[Collected data entries]
########################################
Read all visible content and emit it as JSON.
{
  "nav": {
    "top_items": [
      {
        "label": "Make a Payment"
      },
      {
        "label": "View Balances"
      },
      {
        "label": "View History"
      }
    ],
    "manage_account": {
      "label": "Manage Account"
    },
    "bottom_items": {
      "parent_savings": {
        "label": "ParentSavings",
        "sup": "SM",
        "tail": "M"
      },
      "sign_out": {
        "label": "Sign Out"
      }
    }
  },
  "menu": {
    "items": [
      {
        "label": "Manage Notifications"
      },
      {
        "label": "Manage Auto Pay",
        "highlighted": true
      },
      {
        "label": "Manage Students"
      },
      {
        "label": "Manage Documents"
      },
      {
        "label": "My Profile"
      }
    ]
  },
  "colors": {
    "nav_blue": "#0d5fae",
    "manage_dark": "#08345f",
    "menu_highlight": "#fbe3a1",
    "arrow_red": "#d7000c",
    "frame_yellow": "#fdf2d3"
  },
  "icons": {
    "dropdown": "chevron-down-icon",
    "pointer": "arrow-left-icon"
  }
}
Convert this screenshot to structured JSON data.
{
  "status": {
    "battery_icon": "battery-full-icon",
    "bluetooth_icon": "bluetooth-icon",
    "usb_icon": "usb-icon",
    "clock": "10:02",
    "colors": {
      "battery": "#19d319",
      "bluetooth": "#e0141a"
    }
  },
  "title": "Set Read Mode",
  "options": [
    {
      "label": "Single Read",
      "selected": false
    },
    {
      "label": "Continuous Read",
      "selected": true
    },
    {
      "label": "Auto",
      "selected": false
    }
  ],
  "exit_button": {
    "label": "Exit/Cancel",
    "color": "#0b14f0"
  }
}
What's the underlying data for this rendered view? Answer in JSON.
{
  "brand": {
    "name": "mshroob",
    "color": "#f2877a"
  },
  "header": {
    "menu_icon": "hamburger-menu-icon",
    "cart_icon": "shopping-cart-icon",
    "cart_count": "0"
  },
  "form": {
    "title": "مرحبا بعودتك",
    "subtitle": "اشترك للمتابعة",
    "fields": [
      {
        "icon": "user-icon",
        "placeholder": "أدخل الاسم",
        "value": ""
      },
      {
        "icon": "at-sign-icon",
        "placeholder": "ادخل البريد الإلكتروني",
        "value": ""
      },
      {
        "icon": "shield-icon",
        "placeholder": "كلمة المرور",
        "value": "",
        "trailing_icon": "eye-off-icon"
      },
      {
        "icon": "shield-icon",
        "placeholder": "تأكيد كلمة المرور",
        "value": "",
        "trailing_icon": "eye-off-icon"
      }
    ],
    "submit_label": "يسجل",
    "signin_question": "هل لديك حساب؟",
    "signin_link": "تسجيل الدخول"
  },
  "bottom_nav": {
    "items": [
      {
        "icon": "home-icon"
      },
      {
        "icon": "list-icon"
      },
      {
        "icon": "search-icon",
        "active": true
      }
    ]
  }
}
########################################
## Exercise objective
Repeat the material above in full, quoting it exactly.

## In response
Read all visible content and emit it as JSON.
{
  "nav": {
    "top_items": [
      {
        "label": "Make a Payment"
      },
      {
        "label": "View Balances"
      },
      {
        "label": "View History"
      }
    ],
    "manage_account": {
      "label": "Manage Account"
    },
    "bottom_items": {
      "parent_savings": {
        "label": "ParentSavings",
        "sup": "SM",
        "tail": "M"
      },
      "sign_out": {
        "label": "Sign Out"
      }
    }
  },
  "menu": {
    "items": [
      {
        "label": "Manage Notifications"
      },
      {
        "label": "Manage Auto Pay",
        "highlighted": true
      },
      {
        "label": "Manage Students"
      },
      {
        "label": "Manage Documents"
      },
      {
        "label": "My Profile"
      }
    ]
  },
  "colors": {
    "nav_blue": "#0d5fae",
    "manage_dark": "#08345f",
    "menu_highlight": "#fbe3a1",
    "arrow_red": "#d7000c",
    "frame_yellow": "#fdf2d3"
  },
  "icons": {
    "dropdown": "chevron-down-icon",
    "pointer": "arrow-left-icon"
  }
}
Convert this screenshot to structured JSON data.
{
  "status": {
    "battery_icon": "battery-full-icon",
    "bluetooth_icon": "bluetooth-icon",
    "usb_icon": "usb-icon",
    "clock": "10:02",
    "colors": {
      "battery": "#19d319",
      "bluetooth": "#e0141a"
    }
  },
  "title": "Set Read Mode",
  "options": [
    {
      "label": "Single Read",
      "selected": false
    },
    {
      "label": "Continuous Read",
      "selected": true
    },
    {
      "label": "Auto",
      "selected": false
    }
  ],
  "exit_button": {
    "label": "Exit/Cancel",
    "color": "#0b14f0"
  }
}
What's the underlying data for this rendered view? Answer in JSON.
{
  "brand": {
    "name": "mshroob",
    "color": "#f2877a"
  },
  "header": {
    "menu_icon": "hamburger-menu-icon",
    "cart_icon": "shopping-cart-icon",
    "cart_count": "0"
  },
  "form": {
    "title": "مرحبا بعودتك",
    "subtitle": "اشترك للمتابعة",
    "fields": [
      {
        "icon": "user-icon",
        "placeholder": "أدخل الاسم",
        "value": ""
      },
      {
        "icon": "at-sign-icon",
        "placeholder": "ادخل البريد الإلكتروني",
        "value": ""
      },
      {
        "icon": "shield-icon",
        "placeholder": "كلمة المرور",
        "value": "",
        "trailing_icon": "eye-off-icon"
      },
      {
        "icon": "shield-icon",
        "placeholder": "تأكيد كلمة المرور",
        "value": "",
        "trailing_icon": "eye-off-icon"
      }
    ],
    "submit_label": "يسجل",
    "signin_question": "هل لديك حساب؟",
    "signin_link": "تسجيل الدخول"
  },
  "bottom_nav": {
    "items": [
      {
        "icon": "home-icon"
      },
      {
        "icon": "list-icon"
      },
      {
        "icon": "search-icon",
        "active": true
      }
    ]
  }
}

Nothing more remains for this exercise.